### Problem
Update the listing by changing every "Your response" to "Student response" and leaving all other text as is. Omit the pictures from your answer.

### Data supplied
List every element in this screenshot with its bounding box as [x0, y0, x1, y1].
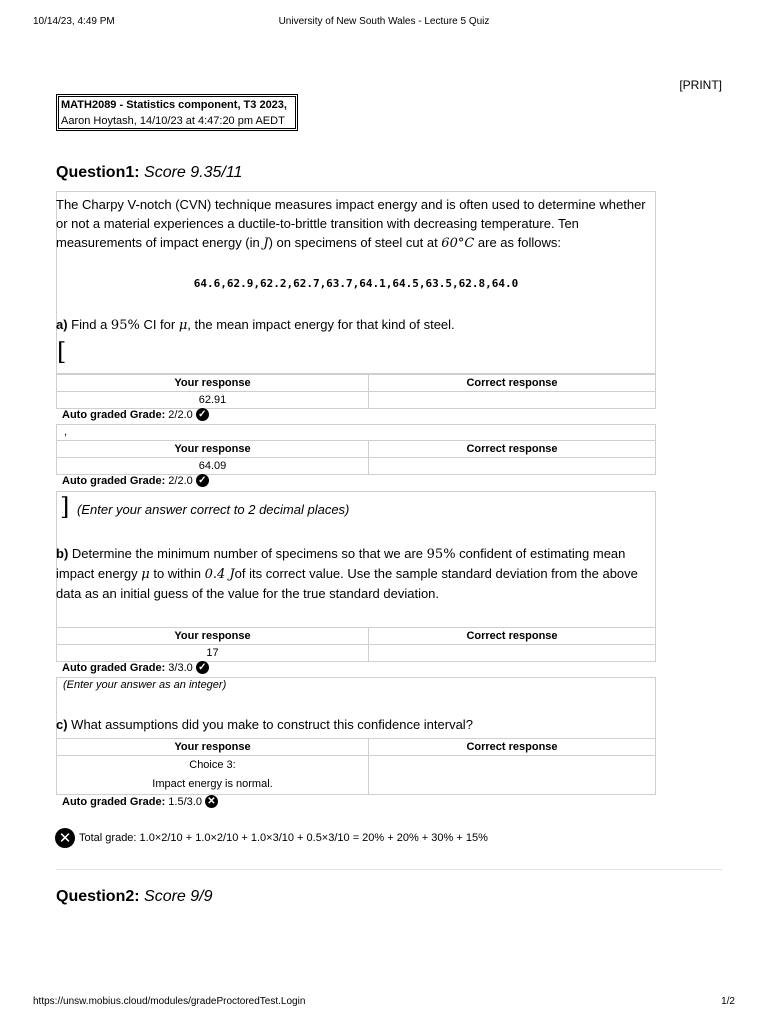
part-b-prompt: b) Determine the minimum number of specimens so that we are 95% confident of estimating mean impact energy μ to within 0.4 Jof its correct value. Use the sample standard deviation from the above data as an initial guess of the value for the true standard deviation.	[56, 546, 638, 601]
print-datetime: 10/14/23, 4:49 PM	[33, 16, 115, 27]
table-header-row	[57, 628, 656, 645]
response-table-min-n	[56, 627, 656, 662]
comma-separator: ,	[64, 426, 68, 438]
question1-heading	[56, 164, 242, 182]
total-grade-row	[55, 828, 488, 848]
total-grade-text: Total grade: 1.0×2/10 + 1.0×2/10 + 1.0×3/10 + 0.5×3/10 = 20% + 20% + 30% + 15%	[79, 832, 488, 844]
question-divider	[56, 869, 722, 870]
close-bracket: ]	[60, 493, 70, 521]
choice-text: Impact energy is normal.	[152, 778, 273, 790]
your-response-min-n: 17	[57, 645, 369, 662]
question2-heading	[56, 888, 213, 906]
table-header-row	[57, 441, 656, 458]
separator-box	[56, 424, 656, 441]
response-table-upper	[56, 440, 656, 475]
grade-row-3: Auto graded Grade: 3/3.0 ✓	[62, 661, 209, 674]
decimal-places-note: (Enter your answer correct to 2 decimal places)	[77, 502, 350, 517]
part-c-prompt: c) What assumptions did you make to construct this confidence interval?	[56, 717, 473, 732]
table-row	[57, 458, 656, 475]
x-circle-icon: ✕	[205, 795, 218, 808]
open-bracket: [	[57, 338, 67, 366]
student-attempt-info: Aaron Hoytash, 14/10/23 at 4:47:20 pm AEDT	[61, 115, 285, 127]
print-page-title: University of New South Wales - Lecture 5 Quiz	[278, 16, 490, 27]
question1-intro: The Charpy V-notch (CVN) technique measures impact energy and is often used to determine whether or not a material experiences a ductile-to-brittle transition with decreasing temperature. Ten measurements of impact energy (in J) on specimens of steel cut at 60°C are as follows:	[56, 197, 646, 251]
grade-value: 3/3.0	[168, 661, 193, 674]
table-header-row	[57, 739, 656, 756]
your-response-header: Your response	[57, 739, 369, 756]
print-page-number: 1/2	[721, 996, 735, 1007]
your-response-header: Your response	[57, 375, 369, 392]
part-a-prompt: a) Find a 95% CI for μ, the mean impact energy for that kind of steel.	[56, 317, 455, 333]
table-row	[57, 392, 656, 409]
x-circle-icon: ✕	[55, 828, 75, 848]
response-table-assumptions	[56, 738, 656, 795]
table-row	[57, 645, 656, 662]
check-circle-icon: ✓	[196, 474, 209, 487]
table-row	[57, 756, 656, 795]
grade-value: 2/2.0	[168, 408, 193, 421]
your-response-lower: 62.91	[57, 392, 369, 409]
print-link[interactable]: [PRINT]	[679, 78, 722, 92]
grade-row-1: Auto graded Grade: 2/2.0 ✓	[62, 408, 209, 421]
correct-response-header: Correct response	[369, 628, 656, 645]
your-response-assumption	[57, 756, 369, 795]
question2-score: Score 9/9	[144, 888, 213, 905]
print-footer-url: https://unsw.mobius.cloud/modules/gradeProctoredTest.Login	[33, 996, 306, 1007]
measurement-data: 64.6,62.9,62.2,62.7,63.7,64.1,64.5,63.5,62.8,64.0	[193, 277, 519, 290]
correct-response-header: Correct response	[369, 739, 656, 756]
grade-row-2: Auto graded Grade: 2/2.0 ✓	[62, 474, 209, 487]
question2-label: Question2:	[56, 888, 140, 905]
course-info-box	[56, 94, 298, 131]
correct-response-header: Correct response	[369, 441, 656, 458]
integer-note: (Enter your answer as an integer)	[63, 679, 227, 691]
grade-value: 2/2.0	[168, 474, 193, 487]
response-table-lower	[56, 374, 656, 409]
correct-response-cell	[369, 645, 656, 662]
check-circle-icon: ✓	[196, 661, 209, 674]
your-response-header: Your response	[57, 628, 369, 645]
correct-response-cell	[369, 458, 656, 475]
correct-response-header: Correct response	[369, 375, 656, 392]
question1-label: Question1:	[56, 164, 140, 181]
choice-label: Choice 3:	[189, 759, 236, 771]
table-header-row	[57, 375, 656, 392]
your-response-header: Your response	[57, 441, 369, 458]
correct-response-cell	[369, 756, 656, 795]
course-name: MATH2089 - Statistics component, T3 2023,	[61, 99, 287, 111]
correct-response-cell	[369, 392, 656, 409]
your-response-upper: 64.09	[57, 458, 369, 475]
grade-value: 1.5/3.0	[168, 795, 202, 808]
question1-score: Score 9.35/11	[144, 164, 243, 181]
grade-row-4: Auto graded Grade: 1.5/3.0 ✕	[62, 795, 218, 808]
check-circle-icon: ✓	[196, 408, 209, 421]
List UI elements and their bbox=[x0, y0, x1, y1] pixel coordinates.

### Response to the exercise
List every element in this screenshot with its bounding box as [x0, y0, x1, y1].
part-b-prompt: b) Determine the minimum number of specimens so that we are 95% confident of estimating mean impact energy μ to within 0.4 Jof its correct value. Use the sample standard deviation from the above data as an initial guess of the value for the true standard deviation.	[56, 546, 638, 601]
print-datetime: 10/14/23, 4:49 PM	[33, 16, 115, 27]
table-header-row	[57, 628, 656, 645]
response-table-min-n	[56, 627, 656, 662]
comma-separator: ,	[64, 426, 68, 438]
question1-heading	[56, 164, 242, 182]
total-grade-row	[55, 828, 488, 848]
total-grade-text: Total grade: 1.0×2/10 + 1.0×2/10 + 1.0×3/10 + 0.5×3/10 = 20% + 20% + 30% + 15%	[79, 832, 488, 844]
question-divider	[56, 869, 722, 870]
close-bracket: ]	[60, 493, 70, 521]
choice-text: Impact energy is normal.	[152, 778, 273, 790]
your-response-min-n: 17	[57, 645, 369, 662]
question2-heading	[56, 888, 213, 906]
table-header-row	[57, 441, 656, 458]
separator-box	[56, 424, 656, 441]
response-table-upper	[56, 440, 656, 475]
grade-row-3: Auto graded Grade: 3/3.0 ✓	[62, 661, 209, 674]
decimal-places-note: (Enter your answer correct to 2 decimal places)	[77, 502, 350, 517]
part-c-prompt: c) What assumptions did you make to construct this confidence interval?	[56, 717, 473, 732]
table-row	[57, 458, 656, 475]
x-circle-icon: ✕	[205, 795, 218, 808]
open-bracket: [	[57, 338, 67, 366]
student-attempt-info: Aaron Hoytash, 14/10/23 at 4:47:20 pm AEDT	[61, 115, 285, 127]
print-page-title: University of New South Wales - Lecture 5 Quiz	[278, 16, 490, 27]
question1-intro: The Charpy V-notch (CVN) technique measures impact energy and is often used to determine whether or not a material experiences a ductile-to-brittle transition with decreasing temperature. Ten measurements of impact energy (in J) on specimens of steel cut at 60°C are as follows:	[56, 197, 646, 251]
grade-value: 3/3.0	[168, 661, 193, 674]
table-header-row	[57, 739, 656, 756]
your-response-header: Student response	[57, 739, 369, 756]
print-page-number: 1/2	[721, 996, 735, 1007]
your-response-header: Student response	[57, 375, 369, 392]
part-a-prompt: a) Find a 95% CI for μ, the mean impact energy for that kind of steel.	[56, 317, 455, 333]
table-row	[57, 392, 656, 409]
x-circle-icon: ✕	[55, 828, 75, 848]
response-table-assumptions	[56, 738, 656, 795]
table-row	[57, 645, 656, 662]
check-circle-icon: ✓	[196, 474, 209, 487]
table-row	[57, 756, 656, 795]
grade-value: 2/2.0	[168, 408, 193, 421]
your-response-lower: 62.91	[57, 392, 369, 409]
print-link[interactable]: [PRINT]	[679, 78, 722, 92]
grade-row-1: Auto graded Grade: 2/2.0 ✓	[62, 408, 209, 421]
correct-response-header: Correct response	[369, 628, 656, 645]
your-response-assumption	[57, 756, 369, 795]
question2-score: Score 9/9	[144, 888, 213, 905]
print-footer-url: https://unsw.mobius.cloud/modules/gradeProctoredTest.Login	[33, 996, 306, 1007]
measurement-data: 64.6,62.9,62.2,62.7,63.7,64.1,64.5,63.5,62.8,64.0	[193, 277, 519, 290]
correct-response-header: Correct response	[369, 739, 656, 756]
grade-row-2: Auto graded Grade: 2/2.0 ✓	[62, 474, 209, 487]
question2-label: Question2:	[56, 888, 140, 905]
course-info-box	[56, 94, 298, 131]
correct-response-header: Correct response	[369, 441, 656, 458]
integer-note: (Enter your answer as an integer)	[63, 679, 227, 691]
grade-value: 2/2.0	[168, 474, 193, 487]
response-table-lower	[56, 374, 656, 409]
correct-response-cell	[369, 645, 656, 662]
check-circle-icon: ✓	[196, 661, 209, 674]
your-response-header: Student response	[57, 628, 369, 645]
correct-response-cell	[369, 458, 656, 475]
correct-response-header: Correct response	[369, 375, 656, 392]
question1-label: Question1:	[56, 164, 140, 181]
choice-label: Choice 3:	[189, 759, 236, 771]
table-header-row	[57, 375, 656, 392]
your-response-header: Student response	[57, 441, 369, 458]
correct-response-cell	[369, 756, 656, 795]
course-name: MATH2089 - Statistics component, T3 2023,	[61, 99, 287, 111]
correct-response-cell	[369, 392, 656, 409]
your-response-upper: 64.09	[57, 458, 369, 475]
grade-value: 1.5/3.0	[168, 795, 202, 808]
question1-score: Score 9.35/11	[144, 164, 243, 181]
grade-row-4: Auto graded Grade: 1.5/3.0 ✕	[62, 795, 218, 808]
check-circle-icon: ✓	[196, 408, 209, 421]
List UI elements and their bbox=[x0, y0, x1, y1] pixel coordinates.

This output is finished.